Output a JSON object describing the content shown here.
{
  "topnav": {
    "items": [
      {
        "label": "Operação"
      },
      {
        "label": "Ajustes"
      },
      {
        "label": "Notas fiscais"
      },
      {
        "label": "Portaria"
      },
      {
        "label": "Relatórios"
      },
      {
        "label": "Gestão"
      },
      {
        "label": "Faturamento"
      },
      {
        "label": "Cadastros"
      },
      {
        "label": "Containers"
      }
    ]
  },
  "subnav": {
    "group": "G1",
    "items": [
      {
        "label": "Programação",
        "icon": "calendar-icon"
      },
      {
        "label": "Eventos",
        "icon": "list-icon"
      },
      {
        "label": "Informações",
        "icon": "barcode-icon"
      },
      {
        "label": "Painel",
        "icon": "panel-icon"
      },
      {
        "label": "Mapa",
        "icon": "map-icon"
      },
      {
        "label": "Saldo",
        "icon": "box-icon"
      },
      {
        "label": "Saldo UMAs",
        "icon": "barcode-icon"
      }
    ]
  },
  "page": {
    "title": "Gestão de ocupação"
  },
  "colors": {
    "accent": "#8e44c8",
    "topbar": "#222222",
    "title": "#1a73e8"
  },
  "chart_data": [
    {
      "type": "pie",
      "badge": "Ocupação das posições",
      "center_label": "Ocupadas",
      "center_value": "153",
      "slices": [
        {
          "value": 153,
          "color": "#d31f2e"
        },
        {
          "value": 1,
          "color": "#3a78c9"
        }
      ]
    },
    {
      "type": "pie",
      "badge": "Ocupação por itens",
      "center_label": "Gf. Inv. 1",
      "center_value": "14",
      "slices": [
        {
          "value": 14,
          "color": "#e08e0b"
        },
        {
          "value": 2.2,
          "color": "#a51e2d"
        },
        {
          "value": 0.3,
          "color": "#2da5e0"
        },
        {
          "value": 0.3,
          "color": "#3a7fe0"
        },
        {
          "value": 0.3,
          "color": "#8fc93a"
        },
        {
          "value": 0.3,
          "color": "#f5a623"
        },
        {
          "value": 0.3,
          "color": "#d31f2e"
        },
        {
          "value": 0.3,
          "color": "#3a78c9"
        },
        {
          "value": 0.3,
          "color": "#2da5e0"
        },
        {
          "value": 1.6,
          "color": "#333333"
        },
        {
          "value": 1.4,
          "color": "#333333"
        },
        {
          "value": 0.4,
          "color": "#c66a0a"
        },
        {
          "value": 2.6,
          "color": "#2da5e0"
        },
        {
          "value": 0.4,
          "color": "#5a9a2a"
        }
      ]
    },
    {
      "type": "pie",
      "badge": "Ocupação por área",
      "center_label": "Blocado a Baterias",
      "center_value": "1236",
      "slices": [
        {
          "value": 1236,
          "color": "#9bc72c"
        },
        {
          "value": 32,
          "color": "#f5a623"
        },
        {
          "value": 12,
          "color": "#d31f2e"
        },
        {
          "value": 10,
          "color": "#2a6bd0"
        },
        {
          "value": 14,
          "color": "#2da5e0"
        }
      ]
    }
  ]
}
——————————
SET TASK: List every line above that holds the word "title".

ANSWER:
    "title": "Gestão de ocupação"
    "title": "#1a73e8"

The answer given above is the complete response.